** begin Given entries **

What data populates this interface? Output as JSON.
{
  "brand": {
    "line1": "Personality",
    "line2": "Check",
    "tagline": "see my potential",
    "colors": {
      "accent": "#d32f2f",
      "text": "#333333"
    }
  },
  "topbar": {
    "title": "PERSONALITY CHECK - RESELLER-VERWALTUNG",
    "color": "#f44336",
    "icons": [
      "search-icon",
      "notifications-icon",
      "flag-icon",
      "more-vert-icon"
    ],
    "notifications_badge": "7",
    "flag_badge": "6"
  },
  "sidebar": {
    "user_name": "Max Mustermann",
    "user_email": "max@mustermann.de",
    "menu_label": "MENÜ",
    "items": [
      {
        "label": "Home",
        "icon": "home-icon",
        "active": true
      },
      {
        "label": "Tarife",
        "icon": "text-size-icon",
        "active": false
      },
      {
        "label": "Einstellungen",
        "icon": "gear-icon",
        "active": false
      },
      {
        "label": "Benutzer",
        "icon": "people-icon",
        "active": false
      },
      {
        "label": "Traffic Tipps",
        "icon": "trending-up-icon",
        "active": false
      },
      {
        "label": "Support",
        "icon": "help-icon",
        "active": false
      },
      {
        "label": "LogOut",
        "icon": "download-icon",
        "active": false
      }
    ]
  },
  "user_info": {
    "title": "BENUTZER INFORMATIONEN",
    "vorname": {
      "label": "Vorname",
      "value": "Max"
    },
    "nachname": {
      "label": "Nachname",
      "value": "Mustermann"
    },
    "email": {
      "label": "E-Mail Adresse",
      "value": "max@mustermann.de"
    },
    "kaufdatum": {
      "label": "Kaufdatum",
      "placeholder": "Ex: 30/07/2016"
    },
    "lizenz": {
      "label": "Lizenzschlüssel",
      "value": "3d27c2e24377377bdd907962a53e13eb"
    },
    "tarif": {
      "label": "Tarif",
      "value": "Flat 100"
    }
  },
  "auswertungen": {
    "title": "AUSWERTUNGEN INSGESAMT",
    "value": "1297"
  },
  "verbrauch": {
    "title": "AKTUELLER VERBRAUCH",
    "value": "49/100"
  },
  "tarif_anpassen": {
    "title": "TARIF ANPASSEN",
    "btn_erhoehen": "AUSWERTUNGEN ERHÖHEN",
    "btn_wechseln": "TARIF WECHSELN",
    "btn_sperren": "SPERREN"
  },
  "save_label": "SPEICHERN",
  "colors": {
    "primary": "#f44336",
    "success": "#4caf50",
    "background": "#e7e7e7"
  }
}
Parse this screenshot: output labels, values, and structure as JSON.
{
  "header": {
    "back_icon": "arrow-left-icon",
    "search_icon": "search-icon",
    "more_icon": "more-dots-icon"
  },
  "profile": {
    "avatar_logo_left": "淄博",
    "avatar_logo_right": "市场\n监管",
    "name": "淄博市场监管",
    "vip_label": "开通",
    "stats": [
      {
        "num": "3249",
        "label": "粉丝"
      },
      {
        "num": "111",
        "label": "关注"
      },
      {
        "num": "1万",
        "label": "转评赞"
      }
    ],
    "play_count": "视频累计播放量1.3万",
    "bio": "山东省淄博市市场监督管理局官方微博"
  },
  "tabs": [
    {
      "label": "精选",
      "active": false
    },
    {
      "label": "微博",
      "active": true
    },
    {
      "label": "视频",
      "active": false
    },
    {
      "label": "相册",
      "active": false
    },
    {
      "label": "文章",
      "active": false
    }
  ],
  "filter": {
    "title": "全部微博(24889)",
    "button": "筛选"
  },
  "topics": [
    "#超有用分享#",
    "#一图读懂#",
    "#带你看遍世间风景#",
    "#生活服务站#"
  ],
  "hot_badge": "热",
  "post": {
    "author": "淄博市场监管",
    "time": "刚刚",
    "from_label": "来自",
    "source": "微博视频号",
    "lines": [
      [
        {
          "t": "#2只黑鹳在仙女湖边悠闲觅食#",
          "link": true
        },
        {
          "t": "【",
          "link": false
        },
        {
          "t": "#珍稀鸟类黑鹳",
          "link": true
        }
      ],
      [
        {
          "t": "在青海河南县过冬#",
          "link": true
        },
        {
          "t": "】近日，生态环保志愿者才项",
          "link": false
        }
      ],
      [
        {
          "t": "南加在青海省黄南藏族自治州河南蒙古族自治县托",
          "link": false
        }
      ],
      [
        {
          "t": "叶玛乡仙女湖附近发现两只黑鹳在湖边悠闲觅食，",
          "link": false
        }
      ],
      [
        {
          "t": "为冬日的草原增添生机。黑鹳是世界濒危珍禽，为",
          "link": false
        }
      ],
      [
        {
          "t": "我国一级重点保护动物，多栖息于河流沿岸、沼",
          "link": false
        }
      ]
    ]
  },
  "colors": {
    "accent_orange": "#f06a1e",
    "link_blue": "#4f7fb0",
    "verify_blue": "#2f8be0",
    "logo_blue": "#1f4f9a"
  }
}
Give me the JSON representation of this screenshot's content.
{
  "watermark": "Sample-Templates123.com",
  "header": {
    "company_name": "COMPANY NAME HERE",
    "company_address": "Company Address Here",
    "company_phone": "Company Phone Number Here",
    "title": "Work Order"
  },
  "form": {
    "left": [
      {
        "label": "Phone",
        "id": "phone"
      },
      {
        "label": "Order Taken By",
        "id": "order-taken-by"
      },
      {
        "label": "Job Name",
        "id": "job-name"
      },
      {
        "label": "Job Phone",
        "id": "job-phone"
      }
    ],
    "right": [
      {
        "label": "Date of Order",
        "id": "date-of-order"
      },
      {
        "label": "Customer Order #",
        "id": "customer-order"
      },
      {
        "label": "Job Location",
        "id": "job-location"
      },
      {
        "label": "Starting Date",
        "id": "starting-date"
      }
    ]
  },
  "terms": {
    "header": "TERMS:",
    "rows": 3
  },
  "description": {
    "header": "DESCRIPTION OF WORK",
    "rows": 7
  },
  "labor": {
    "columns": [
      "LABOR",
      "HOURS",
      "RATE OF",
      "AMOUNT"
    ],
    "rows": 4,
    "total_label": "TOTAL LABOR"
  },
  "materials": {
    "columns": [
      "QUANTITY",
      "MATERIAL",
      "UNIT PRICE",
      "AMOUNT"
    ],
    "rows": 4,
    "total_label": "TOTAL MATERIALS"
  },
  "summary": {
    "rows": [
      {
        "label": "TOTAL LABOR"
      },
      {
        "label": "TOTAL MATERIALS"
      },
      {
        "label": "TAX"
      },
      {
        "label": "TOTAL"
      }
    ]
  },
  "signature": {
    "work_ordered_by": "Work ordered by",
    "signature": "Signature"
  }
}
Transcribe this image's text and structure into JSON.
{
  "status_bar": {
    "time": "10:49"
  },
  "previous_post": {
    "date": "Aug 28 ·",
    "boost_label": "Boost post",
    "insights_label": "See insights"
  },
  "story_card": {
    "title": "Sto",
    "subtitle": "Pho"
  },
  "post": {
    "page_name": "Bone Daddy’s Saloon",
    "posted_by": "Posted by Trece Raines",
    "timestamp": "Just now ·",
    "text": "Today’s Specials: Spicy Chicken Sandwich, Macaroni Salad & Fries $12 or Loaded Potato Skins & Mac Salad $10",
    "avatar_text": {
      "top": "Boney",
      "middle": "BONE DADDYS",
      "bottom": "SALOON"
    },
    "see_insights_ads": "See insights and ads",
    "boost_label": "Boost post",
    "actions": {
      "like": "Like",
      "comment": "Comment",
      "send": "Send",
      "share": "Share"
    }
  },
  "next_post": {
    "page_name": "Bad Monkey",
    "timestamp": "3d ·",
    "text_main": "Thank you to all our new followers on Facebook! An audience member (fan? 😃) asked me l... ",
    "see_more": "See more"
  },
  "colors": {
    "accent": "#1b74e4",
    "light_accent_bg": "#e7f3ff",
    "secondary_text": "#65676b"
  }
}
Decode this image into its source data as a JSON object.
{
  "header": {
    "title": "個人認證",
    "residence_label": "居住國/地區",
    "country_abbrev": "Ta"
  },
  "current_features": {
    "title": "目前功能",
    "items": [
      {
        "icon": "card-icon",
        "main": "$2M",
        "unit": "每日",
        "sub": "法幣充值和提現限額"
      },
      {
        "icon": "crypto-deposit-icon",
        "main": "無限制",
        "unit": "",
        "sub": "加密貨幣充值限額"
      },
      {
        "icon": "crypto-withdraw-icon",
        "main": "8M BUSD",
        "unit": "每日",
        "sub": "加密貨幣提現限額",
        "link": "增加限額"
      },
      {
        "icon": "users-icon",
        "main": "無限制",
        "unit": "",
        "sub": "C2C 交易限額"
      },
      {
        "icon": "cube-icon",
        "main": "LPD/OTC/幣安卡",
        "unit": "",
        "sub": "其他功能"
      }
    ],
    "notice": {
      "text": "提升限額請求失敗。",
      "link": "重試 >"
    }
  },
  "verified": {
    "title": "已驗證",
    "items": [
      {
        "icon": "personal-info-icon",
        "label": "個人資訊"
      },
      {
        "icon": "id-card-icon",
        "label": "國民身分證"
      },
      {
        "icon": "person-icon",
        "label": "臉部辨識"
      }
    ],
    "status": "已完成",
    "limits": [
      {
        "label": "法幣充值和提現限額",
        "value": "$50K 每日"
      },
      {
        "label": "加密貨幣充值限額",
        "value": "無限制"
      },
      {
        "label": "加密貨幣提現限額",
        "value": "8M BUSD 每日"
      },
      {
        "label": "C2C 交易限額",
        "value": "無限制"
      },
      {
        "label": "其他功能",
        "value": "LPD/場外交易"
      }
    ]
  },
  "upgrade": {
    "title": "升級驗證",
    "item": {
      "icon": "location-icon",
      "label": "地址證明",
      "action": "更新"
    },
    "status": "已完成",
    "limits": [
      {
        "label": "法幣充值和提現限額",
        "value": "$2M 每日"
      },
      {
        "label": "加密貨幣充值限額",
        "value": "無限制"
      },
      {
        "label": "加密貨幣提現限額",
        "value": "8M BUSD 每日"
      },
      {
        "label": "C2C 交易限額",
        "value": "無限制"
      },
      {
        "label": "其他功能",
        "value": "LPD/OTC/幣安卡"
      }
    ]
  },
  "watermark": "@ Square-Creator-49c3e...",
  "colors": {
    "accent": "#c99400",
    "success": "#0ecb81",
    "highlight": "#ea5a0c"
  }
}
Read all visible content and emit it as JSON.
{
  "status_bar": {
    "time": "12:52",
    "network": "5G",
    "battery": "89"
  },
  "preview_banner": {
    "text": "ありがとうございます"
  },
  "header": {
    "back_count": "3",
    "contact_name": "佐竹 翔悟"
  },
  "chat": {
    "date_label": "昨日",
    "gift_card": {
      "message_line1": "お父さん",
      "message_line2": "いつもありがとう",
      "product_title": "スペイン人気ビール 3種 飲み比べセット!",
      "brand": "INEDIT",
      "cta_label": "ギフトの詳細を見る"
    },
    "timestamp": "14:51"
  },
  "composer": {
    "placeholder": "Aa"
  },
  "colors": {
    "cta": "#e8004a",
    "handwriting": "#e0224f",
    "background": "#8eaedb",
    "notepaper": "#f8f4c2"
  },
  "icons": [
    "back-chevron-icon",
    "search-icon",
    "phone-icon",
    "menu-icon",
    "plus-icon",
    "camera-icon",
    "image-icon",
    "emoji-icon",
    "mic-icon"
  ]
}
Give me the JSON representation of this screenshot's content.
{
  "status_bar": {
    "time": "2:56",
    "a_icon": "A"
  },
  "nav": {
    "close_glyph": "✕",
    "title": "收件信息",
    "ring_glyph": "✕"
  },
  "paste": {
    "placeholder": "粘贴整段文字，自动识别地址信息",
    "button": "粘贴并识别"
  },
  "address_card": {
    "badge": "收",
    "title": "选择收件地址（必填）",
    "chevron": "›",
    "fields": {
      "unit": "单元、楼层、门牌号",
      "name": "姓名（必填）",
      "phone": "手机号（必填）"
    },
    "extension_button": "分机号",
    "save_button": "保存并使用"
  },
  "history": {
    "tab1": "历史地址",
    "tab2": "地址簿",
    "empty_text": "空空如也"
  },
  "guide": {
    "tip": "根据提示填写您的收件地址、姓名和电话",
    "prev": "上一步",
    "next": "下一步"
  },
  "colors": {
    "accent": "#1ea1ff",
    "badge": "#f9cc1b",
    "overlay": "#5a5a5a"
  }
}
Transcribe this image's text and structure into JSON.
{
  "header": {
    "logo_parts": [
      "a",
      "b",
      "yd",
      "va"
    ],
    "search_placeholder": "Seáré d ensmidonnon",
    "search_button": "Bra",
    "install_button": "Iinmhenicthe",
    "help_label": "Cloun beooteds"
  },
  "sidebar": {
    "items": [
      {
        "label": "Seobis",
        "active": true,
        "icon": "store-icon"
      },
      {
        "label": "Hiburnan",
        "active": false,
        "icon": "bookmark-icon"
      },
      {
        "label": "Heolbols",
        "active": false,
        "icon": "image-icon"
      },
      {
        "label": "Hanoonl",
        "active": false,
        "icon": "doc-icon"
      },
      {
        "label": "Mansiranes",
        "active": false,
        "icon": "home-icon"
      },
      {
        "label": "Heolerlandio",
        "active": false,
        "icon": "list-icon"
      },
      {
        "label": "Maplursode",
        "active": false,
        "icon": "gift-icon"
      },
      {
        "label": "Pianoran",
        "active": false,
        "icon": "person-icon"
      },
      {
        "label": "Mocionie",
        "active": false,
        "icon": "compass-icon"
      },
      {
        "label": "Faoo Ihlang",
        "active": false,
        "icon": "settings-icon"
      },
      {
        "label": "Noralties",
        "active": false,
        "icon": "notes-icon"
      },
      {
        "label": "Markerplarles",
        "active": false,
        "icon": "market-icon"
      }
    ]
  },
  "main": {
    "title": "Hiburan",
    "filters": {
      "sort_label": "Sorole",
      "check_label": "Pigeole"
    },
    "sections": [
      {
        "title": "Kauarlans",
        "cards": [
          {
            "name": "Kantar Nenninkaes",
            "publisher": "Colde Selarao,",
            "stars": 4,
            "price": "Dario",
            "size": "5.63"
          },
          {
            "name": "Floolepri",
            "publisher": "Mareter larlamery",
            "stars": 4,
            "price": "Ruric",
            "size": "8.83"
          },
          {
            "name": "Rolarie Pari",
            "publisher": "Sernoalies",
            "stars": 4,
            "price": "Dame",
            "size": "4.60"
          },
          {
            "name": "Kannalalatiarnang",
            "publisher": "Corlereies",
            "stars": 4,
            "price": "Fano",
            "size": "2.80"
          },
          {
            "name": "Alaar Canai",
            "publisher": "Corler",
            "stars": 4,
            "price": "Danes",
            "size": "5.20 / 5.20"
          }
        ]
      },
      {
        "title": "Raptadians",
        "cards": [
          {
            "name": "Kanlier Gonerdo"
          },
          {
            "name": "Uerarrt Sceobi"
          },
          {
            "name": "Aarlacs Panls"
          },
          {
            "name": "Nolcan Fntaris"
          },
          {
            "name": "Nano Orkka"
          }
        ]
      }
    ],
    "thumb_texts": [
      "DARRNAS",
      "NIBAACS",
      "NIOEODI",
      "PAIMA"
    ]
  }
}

** end Given entries **

▶ Aim of the task: Show all lines in the entries above where the word "TOTAL" appears.

▶ Expected answer:
    "total_label": "TOTAL LABOR"
    "total_label": "TOTAL MATERIALS"
        "label": "TOTAL LABOR"
        "label": "TOTAL MATERIALS"
        "label": "TOTAL"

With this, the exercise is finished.